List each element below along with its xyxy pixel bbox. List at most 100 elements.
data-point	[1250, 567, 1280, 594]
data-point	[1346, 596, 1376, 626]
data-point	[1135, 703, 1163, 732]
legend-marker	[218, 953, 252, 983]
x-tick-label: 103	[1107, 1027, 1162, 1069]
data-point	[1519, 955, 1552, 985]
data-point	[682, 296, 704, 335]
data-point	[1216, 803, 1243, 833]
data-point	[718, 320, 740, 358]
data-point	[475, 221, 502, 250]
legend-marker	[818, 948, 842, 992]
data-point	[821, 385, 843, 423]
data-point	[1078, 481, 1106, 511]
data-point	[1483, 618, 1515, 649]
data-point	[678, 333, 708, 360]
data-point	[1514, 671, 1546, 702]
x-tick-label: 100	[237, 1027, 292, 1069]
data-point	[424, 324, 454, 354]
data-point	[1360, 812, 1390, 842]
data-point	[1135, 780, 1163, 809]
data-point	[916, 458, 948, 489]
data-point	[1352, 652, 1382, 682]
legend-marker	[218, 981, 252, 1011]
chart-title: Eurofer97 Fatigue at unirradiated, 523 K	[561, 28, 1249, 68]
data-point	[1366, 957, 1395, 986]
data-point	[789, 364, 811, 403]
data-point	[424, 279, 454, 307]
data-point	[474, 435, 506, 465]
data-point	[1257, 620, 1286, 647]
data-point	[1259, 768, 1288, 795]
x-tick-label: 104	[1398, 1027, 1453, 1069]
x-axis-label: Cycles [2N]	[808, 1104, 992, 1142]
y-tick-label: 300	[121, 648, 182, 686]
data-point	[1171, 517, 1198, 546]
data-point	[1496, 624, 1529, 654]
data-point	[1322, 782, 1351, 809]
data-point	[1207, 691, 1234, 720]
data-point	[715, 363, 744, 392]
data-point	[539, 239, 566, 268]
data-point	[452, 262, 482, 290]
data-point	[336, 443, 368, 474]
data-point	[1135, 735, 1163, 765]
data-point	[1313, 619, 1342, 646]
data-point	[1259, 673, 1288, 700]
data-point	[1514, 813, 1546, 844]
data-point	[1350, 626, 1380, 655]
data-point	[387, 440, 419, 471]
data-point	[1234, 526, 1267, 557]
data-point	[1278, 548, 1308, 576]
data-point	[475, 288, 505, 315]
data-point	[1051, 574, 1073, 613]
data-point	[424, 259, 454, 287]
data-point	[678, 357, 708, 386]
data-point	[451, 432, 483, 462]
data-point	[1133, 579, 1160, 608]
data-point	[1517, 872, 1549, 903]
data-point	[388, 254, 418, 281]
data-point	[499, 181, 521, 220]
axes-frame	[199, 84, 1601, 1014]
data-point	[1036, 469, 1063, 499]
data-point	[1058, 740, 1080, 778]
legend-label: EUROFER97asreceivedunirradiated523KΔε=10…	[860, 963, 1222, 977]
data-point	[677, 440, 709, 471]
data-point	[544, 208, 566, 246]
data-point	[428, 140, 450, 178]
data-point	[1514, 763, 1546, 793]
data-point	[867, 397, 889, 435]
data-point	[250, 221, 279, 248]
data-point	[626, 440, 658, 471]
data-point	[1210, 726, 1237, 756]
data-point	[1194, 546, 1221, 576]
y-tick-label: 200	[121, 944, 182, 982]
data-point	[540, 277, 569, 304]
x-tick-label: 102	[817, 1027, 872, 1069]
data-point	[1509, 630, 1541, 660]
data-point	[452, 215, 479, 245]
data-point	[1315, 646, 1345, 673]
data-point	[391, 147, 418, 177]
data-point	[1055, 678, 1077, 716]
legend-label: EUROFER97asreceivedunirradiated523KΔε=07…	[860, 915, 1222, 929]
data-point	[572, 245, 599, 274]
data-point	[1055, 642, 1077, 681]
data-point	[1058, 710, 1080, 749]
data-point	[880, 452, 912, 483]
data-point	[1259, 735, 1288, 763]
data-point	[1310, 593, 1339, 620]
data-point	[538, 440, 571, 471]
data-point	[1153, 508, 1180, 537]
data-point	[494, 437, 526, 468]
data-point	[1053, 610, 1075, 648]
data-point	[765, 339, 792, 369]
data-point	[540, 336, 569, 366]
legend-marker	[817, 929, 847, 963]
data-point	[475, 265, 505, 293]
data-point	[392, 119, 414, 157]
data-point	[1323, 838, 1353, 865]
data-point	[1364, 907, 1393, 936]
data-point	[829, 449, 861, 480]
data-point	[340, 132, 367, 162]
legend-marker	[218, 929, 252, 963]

□ □ □ □ □

_YOUR OBJECTIVE_
Count the lines above that contain the string "label", treating uppercase and lowercase as different. Reply with the number alone.

_COMPLETE OUTPUT_
9